BEGIN
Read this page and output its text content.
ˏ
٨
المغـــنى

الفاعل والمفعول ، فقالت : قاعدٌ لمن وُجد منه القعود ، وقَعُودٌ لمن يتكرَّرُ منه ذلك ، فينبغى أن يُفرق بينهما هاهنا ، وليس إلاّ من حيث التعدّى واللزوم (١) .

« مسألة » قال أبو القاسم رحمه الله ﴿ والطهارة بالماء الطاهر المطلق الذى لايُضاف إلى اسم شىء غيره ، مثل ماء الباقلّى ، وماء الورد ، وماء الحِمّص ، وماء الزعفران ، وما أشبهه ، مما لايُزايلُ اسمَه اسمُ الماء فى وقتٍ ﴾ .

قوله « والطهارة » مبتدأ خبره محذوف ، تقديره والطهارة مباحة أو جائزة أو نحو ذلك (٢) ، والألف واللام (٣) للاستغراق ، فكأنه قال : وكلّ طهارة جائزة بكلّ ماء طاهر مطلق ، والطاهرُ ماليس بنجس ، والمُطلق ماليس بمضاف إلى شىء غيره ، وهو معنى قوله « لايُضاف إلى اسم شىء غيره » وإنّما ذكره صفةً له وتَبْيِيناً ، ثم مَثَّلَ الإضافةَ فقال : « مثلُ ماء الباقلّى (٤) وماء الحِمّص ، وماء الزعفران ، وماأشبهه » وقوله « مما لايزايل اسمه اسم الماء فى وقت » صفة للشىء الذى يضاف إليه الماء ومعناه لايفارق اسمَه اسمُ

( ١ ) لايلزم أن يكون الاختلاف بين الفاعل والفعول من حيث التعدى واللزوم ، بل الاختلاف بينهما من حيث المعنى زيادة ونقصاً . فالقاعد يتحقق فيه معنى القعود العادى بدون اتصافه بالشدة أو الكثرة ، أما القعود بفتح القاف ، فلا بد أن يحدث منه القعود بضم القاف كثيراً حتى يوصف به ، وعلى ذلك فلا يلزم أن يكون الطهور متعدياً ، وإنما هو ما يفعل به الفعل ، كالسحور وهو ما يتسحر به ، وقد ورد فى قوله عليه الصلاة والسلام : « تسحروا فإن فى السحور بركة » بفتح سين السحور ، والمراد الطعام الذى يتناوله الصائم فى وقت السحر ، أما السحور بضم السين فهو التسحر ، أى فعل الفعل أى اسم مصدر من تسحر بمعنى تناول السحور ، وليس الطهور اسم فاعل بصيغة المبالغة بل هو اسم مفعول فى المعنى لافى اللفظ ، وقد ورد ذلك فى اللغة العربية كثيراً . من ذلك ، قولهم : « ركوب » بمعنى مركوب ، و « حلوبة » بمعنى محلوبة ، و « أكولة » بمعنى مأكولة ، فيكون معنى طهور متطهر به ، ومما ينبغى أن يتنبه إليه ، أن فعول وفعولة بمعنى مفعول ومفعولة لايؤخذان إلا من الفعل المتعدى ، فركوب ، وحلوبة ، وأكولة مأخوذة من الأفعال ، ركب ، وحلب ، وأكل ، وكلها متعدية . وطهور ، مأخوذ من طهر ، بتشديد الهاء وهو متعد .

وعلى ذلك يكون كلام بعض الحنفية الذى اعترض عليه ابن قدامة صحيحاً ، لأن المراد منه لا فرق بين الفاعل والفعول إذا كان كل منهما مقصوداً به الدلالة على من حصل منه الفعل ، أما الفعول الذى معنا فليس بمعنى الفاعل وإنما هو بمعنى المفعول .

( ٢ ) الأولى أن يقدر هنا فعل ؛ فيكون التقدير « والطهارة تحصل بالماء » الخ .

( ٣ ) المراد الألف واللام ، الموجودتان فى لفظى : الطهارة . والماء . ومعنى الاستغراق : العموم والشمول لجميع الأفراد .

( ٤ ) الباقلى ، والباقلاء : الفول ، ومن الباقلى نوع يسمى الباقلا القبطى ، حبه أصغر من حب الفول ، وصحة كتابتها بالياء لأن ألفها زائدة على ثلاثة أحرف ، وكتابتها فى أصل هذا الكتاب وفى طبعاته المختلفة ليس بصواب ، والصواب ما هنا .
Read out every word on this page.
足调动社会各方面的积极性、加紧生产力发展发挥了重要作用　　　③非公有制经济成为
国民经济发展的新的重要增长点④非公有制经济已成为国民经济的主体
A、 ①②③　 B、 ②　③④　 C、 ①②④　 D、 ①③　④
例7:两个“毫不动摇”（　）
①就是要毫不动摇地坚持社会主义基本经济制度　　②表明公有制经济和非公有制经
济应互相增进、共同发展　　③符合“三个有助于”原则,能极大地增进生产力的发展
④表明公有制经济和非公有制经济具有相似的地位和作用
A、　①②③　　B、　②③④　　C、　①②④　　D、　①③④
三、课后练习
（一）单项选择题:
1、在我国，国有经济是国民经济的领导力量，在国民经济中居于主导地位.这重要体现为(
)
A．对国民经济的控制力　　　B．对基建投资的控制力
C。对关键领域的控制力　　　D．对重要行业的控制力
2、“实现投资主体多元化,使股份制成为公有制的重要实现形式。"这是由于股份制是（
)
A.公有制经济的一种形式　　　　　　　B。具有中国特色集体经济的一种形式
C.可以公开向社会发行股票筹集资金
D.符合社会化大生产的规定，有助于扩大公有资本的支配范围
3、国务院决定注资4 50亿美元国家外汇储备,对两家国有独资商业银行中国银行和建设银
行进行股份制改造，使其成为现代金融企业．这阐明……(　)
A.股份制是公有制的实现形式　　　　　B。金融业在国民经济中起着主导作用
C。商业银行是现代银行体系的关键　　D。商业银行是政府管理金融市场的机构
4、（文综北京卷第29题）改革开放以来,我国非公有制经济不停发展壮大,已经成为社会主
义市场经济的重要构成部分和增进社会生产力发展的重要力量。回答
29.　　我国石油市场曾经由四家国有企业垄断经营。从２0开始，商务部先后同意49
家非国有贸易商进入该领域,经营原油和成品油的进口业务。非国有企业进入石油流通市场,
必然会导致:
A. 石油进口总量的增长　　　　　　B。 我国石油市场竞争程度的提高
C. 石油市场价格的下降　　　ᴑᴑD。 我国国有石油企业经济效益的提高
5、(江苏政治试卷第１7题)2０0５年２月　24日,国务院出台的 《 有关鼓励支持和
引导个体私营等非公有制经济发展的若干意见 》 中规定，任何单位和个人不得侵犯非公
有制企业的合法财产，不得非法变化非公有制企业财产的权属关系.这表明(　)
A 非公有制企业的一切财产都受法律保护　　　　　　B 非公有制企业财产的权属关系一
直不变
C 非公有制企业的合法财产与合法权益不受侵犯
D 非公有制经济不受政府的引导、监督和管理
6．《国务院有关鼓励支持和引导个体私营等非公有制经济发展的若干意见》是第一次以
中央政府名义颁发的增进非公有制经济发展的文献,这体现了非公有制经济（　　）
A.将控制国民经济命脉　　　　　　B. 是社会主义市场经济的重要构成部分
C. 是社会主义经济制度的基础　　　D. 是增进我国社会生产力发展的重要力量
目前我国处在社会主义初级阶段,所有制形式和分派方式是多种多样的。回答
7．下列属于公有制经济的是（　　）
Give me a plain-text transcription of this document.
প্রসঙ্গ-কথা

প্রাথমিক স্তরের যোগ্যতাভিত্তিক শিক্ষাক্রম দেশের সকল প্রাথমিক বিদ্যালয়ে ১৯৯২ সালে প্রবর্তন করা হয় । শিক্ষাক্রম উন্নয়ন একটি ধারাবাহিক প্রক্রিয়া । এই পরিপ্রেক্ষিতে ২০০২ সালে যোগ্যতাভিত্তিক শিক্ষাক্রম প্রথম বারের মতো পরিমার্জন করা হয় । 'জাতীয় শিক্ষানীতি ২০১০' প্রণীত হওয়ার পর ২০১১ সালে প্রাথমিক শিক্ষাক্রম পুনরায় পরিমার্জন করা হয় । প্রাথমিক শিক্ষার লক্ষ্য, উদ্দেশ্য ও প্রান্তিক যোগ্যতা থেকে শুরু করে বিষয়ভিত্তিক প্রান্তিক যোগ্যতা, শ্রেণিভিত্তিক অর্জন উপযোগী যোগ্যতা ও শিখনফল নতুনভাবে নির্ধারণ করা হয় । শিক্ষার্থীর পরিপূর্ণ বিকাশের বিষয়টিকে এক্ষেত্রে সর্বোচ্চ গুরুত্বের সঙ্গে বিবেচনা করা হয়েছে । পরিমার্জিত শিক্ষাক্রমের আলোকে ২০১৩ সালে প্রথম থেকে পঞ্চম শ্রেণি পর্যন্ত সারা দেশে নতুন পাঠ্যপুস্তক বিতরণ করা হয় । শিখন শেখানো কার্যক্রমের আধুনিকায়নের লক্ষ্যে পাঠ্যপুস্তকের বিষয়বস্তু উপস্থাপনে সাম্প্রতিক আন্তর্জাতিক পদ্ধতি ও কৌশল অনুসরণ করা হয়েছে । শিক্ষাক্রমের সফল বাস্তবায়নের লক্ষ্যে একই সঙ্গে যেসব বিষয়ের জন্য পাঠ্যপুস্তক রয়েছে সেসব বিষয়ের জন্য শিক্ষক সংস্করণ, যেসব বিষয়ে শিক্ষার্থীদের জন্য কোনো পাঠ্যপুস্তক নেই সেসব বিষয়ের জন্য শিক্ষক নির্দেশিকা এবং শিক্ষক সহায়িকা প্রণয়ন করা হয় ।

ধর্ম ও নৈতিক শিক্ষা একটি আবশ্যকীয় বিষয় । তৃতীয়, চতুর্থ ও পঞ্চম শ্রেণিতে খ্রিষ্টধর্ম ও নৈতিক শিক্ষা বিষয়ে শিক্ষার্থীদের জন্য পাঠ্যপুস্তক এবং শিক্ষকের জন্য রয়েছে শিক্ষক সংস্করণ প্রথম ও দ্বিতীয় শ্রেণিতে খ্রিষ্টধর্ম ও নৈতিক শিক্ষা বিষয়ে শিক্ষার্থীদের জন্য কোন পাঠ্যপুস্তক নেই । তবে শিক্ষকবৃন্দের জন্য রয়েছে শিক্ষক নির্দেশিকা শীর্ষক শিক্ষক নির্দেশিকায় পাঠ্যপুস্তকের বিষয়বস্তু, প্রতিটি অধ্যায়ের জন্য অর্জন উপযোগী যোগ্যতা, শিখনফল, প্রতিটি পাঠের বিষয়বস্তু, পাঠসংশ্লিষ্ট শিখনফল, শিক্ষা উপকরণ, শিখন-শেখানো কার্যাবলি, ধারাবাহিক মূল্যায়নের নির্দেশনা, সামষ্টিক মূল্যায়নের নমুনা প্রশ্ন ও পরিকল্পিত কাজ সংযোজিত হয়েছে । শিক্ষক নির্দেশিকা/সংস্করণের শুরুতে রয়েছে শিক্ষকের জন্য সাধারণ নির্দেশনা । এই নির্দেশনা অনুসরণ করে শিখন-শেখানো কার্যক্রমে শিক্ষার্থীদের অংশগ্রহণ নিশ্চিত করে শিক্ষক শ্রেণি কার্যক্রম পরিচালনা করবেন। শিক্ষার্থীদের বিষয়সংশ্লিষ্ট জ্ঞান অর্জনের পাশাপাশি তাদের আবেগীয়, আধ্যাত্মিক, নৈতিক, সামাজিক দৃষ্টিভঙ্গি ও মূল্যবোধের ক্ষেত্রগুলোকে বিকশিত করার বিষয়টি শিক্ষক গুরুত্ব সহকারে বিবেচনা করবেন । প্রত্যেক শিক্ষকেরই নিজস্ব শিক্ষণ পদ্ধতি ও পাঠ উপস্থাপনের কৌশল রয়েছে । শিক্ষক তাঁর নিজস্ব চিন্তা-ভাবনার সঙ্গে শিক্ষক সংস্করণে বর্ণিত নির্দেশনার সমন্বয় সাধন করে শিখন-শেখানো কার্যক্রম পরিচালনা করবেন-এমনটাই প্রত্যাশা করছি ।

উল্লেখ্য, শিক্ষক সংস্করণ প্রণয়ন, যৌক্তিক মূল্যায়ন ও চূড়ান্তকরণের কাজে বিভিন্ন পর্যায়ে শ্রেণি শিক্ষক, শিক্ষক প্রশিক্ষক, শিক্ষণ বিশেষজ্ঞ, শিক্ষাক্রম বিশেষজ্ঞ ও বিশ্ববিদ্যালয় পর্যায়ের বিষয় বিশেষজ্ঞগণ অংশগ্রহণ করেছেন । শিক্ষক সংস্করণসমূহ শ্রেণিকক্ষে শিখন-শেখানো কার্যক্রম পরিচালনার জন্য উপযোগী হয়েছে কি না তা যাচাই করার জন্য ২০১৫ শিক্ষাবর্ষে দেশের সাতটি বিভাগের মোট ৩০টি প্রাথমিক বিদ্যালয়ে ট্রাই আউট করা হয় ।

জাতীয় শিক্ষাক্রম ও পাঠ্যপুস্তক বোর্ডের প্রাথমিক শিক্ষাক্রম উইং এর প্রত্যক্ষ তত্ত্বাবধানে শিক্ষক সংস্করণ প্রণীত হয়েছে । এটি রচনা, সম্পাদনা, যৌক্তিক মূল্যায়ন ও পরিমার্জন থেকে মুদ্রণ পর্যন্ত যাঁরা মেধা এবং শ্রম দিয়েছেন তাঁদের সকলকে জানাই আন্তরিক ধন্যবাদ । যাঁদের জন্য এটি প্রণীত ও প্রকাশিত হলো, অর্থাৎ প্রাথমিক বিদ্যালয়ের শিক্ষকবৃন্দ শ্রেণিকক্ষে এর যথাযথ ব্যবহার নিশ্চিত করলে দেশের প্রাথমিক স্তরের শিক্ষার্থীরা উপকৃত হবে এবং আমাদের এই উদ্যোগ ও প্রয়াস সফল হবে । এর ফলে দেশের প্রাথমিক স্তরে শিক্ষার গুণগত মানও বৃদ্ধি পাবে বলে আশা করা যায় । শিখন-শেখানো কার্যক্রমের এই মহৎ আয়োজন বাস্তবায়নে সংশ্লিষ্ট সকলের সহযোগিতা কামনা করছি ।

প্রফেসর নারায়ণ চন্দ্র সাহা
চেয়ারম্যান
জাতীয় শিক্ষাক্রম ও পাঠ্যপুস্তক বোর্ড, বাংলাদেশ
END
• _REQUIRED WORK_:
Give the number of lines containing the word "text". No other answer is needed.

• _COMPLETE RESPONSE_:
2